* Problem requirements *
For the records below, give the count of lines holding the word "under" and nothing more.

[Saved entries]
--------------------
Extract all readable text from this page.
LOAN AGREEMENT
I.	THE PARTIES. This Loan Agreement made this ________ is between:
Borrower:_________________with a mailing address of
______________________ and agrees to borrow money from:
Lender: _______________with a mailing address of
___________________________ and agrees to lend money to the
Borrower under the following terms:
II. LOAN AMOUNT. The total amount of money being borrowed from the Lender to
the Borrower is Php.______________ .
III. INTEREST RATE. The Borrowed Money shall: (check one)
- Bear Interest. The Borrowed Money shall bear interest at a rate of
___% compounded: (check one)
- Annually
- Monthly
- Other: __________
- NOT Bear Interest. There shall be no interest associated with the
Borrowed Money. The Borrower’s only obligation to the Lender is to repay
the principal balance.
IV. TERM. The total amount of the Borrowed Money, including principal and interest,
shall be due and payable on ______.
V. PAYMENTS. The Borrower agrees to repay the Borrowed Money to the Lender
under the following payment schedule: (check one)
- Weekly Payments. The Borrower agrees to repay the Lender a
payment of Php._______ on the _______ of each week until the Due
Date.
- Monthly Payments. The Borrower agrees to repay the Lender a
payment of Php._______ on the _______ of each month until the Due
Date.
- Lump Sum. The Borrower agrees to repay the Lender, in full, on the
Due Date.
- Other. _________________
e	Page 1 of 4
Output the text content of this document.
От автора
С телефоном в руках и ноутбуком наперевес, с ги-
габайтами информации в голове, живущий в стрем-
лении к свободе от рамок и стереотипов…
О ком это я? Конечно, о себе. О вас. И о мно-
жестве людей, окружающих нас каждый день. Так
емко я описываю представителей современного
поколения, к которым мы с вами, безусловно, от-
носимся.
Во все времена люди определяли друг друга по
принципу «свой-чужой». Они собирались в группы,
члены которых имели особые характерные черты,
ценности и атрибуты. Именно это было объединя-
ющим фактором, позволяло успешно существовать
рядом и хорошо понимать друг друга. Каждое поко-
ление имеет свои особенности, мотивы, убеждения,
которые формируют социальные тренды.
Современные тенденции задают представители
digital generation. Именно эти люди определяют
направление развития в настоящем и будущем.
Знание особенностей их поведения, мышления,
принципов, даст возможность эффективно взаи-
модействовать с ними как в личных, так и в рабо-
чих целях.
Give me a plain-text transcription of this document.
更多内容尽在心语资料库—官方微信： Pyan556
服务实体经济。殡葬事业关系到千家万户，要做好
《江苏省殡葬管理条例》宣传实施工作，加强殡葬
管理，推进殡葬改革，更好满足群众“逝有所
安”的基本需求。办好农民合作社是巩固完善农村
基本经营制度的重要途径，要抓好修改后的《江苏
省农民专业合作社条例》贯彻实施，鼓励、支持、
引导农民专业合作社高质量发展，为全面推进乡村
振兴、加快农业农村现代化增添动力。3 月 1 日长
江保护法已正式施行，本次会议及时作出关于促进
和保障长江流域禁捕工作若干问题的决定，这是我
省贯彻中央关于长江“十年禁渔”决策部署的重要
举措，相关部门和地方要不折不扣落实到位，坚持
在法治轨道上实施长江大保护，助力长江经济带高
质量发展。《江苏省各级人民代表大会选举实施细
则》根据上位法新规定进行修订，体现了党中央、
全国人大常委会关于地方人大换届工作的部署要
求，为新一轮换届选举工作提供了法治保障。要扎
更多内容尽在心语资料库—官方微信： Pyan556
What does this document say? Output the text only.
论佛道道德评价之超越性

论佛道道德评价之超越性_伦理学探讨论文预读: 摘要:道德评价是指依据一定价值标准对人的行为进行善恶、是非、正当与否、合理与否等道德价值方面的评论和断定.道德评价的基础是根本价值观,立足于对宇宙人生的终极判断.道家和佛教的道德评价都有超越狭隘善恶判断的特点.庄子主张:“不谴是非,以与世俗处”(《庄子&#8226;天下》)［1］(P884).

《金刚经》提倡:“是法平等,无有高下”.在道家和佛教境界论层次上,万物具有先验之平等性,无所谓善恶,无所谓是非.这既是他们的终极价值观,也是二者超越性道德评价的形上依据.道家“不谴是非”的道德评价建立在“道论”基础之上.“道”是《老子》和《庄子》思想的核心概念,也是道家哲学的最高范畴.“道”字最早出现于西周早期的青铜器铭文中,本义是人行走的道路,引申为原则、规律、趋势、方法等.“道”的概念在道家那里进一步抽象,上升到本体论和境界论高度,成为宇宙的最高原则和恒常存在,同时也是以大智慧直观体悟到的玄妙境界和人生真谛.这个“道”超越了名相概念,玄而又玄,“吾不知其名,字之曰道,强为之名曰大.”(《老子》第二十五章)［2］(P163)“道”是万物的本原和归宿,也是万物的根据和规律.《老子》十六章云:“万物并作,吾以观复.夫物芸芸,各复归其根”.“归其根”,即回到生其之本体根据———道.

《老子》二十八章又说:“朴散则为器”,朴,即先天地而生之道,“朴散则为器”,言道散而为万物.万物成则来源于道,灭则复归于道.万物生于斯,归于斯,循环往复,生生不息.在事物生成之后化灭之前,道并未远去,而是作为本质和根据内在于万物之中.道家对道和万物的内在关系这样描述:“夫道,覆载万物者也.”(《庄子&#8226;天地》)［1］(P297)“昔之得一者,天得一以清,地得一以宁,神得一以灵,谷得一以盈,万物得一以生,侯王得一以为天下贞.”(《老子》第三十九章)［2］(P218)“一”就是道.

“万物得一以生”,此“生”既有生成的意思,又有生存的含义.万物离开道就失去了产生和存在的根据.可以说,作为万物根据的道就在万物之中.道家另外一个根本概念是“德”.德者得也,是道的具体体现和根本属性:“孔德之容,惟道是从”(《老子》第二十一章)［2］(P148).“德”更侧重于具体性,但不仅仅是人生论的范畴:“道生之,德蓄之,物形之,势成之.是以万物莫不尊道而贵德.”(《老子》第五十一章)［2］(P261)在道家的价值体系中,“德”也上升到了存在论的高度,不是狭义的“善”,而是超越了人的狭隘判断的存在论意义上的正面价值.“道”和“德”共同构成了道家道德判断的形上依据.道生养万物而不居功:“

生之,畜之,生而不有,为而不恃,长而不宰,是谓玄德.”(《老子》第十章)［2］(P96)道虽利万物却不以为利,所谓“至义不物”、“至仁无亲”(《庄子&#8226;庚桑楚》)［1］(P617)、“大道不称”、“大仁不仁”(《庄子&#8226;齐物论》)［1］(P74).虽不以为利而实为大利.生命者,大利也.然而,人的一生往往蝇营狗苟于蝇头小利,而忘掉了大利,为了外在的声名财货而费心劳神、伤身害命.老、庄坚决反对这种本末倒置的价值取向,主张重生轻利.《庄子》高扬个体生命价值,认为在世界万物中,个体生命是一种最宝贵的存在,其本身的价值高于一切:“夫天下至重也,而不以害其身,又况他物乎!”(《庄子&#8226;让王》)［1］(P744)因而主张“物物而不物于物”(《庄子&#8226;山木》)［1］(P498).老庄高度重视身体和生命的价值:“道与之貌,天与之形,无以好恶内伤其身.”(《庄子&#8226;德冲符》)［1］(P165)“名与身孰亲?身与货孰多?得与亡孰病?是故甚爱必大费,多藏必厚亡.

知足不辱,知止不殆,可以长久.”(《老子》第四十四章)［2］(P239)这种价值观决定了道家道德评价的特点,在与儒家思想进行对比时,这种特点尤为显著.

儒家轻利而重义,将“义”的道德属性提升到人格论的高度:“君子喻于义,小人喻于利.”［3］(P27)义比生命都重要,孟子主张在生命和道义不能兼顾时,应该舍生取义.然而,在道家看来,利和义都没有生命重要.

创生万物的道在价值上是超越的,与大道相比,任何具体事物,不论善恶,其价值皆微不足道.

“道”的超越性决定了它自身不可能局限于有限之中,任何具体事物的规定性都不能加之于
--------------------
* Response to this exercise *
2